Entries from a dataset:
--------------------

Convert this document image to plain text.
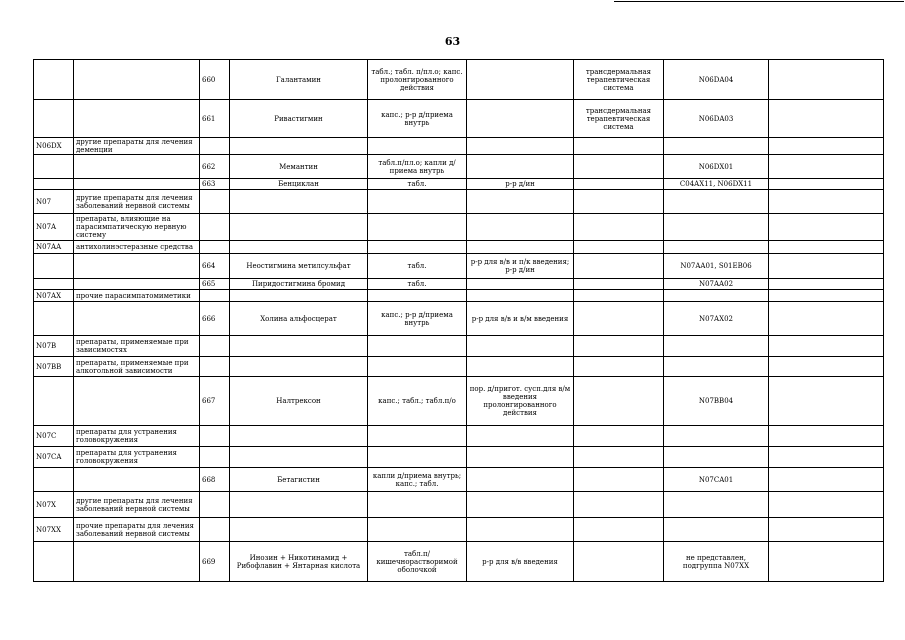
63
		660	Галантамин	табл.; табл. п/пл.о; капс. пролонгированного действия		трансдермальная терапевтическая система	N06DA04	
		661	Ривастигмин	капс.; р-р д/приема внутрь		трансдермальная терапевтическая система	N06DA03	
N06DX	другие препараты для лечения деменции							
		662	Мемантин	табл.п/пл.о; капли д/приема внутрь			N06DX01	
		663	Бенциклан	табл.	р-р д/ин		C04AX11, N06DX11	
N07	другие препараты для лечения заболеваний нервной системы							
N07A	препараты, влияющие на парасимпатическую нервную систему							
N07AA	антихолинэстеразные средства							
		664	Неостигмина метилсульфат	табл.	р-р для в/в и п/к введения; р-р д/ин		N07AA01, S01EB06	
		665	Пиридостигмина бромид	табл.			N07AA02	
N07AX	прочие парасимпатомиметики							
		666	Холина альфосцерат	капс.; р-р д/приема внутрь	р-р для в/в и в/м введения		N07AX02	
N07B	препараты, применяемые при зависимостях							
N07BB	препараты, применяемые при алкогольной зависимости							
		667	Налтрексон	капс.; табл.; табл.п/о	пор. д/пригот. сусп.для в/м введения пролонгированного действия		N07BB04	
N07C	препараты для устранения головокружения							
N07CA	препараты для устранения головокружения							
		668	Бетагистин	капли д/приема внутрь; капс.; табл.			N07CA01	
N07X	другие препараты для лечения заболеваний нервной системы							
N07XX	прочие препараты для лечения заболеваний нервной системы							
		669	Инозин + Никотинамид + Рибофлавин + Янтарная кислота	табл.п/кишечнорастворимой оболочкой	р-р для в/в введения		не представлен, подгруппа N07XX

--------------------

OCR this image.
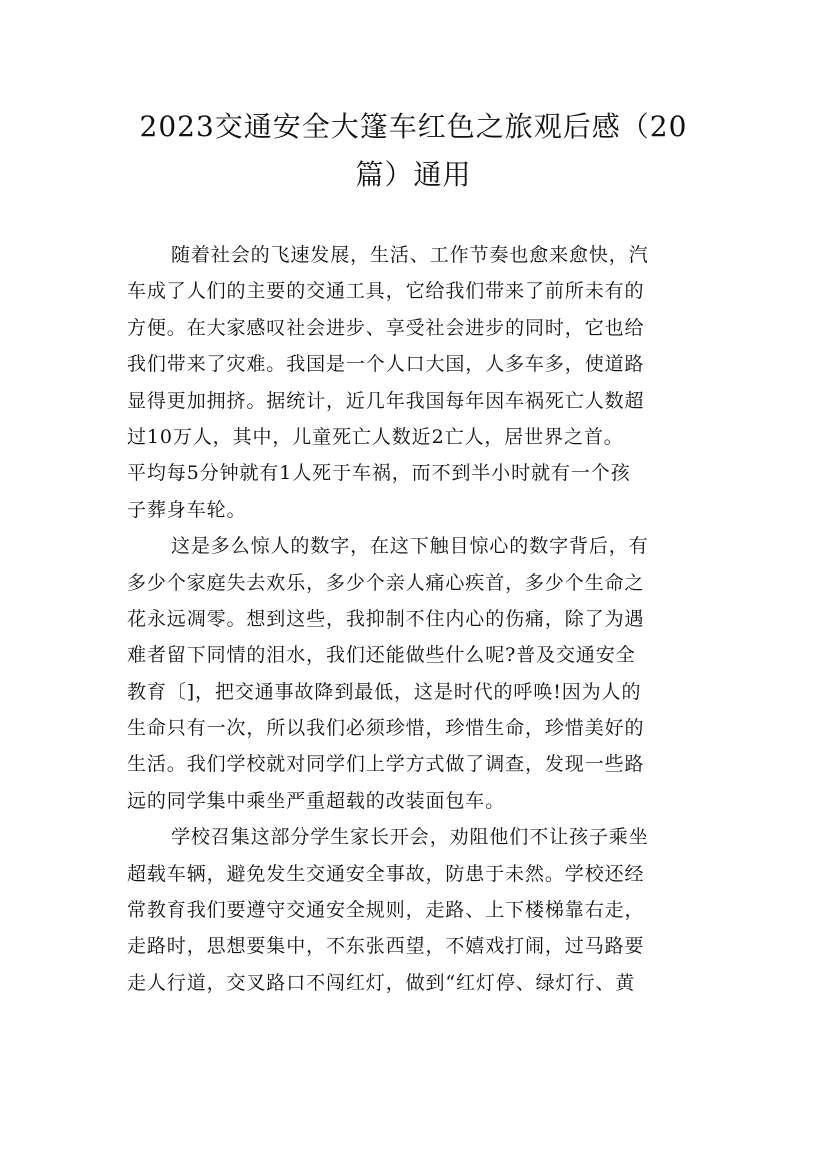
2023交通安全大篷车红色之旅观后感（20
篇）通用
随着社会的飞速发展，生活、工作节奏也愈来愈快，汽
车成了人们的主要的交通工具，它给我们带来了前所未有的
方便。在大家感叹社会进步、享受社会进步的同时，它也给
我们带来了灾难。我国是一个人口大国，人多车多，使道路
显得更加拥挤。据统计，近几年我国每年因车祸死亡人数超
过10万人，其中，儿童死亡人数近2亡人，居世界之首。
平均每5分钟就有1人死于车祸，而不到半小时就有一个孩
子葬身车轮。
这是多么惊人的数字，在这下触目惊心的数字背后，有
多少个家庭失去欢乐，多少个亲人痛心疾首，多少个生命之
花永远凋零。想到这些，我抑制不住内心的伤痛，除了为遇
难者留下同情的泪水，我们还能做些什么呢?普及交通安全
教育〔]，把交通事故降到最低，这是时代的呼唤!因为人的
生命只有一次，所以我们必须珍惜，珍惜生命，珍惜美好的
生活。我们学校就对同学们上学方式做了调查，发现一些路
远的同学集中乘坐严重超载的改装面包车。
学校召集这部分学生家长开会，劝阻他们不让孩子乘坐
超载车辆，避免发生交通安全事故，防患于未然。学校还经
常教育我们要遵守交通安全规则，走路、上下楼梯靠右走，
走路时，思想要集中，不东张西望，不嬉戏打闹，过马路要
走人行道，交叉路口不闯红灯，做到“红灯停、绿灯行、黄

--------------------

> _TASK OBJECTIVE_: Scan the records for the string "image". Copy each line in which it appears.

> _WORKED SOLUTION_:
Convert this document image to plain text.
OCR this image.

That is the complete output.